What you will do: Which lines in the data below contain the word "människor"? Pull each of them out.

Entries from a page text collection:
■ ■ ■ ■
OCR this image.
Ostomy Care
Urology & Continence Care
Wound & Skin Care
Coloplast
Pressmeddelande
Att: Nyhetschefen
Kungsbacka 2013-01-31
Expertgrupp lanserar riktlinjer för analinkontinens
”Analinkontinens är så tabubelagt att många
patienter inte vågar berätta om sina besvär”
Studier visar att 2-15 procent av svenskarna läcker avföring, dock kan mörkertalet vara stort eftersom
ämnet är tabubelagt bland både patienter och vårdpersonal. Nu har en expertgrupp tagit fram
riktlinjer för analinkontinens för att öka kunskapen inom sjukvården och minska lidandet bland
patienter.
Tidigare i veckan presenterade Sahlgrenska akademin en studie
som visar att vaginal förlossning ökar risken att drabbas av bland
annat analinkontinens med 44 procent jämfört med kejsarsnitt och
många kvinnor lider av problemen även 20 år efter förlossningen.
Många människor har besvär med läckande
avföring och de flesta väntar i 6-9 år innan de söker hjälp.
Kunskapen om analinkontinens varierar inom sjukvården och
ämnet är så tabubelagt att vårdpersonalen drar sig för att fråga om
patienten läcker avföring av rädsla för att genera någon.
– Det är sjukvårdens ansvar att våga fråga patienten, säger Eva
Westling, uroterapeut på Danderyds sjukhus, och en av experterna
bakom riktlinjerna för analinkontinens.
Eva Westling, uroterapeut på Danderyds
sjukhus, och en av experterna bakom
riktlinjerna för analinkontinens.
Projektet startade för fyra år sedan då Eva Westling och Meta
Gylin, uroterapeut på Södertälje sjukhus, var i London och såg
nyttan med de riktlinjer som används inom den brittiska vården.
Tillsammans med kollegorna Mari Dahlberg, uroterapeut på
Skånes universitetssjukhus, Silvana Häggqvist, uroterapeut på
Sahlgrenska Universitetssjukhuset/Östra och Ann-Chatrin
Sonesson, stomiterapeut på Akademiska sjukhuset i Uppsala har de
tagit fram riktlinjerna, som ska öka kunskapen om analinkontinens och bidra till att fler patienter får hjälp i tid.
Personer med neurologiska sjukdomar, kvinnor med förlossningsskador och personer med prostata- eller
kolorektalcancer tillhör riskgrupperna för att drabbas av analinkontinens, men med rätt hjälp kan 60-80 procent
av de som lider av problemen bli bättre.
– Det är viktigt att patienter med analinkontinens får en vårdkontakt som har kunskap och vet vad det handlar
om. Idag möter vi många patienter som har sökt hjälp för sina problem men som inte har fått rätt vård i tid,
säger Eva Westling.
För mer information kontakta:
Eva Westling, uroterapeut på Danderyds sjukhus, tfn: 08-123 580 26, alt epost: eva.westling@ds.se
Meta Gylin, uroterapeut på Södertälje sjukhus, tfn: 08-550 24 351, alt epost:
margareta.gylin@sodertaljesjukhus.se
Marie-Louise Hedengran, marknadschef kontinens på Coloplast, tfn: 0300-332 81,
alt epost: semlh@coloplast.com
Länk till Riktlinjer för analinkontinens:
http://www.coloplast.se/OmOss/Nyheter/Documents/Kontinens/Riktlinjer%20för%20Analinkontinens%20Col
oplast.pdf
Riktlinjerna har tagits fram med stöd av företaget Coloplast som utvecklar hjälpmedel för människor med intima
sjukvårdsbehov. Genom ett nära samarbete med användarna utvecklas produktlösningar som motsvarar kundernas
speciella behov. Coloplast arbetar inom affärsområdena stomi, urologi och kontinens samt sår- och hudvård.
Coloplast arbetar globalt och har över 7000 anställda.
■ ■ ■ ■
Written solution:
Många människor har besvär med läckande
Riktlinjerna har tagits fram med stöd av företaget Coloplast som utvecklar hjälpmedel för människor med intima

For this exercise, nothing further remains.